◆ Records shown:
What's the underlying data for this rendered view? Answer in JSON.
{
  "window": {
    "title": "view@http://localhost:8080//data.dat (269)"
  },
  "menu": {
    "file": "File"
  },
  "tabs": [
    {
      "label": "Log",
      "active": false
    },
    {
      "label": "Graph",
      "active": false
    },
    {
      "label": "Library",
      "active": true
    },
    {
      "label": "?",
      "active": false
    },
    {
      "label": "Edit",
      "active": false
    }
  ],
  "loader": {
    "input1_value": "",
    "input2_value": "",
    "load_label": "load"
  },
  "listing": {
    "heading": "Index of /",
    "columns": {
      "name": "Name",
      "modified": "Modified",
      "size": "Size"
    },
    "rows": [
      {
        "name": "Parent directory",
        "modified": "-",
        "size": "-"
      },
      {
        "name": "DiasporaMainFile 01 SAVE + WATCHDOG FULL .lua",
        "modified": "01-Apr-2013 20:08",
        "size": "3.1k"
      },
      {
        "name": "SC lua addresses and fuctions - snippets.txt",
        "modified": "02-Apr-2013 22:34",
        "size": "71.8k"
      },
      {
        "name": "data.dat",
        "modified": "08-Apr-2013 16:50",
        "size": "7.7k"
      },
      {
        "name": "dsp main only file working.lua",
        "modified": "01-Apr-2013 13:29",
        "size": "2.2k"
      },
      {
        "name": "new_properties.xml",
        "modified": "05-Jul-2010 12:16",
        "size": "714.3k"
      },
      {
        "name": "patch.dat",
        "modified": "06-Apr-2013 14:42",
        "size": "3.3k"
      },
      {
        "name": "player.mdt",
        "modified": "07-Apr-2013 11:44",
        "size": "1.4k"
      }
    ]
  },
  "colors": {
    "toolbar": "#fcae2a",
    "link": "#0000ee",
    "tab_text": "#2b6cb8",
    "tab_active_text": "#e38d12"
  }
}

◆ What is needed: The records above should all be quoted exactly, please.

◆ Task solution:
What's the underlying data for this rendered view? Answer in JSON.
{
  "window": {
    "title": "view@http://localhost:8080//data.dat (269)"
  },
  "menu": {
    "file": "File"
  },
  "tabs": [
    {
      "label": "Log",
      "active": false
    },
    {
      "label": "Graph",
      "active": false
    },
    {
      "label": "Library",
      "active": true
    },
    {
      "label": "?",
      "active": false
    },
    {
      "label": "Edit",
      "active": false
    }
  ],
  "loader": {
    "input1_value": "",
    "input2_value": "",
    "load_label": "load"
  },
  "listing": {
    "heading": "Index of /",
    "columns": {
      "name": "Name",
      "modified": "Modified",
      "size": "Size"
    },
    "rows": [
      {
        "name": "Parent directory",
        "modified": "-",
        "size": "-"
      },
      {
        "name": "DiasporaMainFile 01 SAVE + WATCHDOG FULL .lua",
        "modified": "01-Apr-2013 20:08",
        "size": "3.1k"
      },
      {
        "name": "SC lua addresses and fuctions - snippets.txt",
        "modified": "02-Apr-2013 22:34",
        "size": "71.8k"
      },
      {
        "name": "data.dat",
        "modified": "08-Apr-2013 16:50",
        "size": "7.7k"
      },
      {
        "name": "dsp main only file working.lua",
        "modified": "01-Apr-2013 13:29",
        "size": "2.2k"
      },
      {
        "name": "new_properties.xml",
        "modified": "05-Jul-2010 12:16",
        "size": "714.3k"
      },
      {
        "name": "patch.dat",
        "modified": "06-Apr-2013 14:42",
        "size": "3.3k"
      },
      {
        "name": "player.mdt",
        "modified": "07-Apr-2013 11:44",
        "size": "1.4k"
      }
    ]
  },
  "colors": {
    "toolbar": "#fcae2a",
    "link": "#0000ee",
    "tab_text": "#2b6cb8",
    "tab_active_text": "#e38d12"
  }
}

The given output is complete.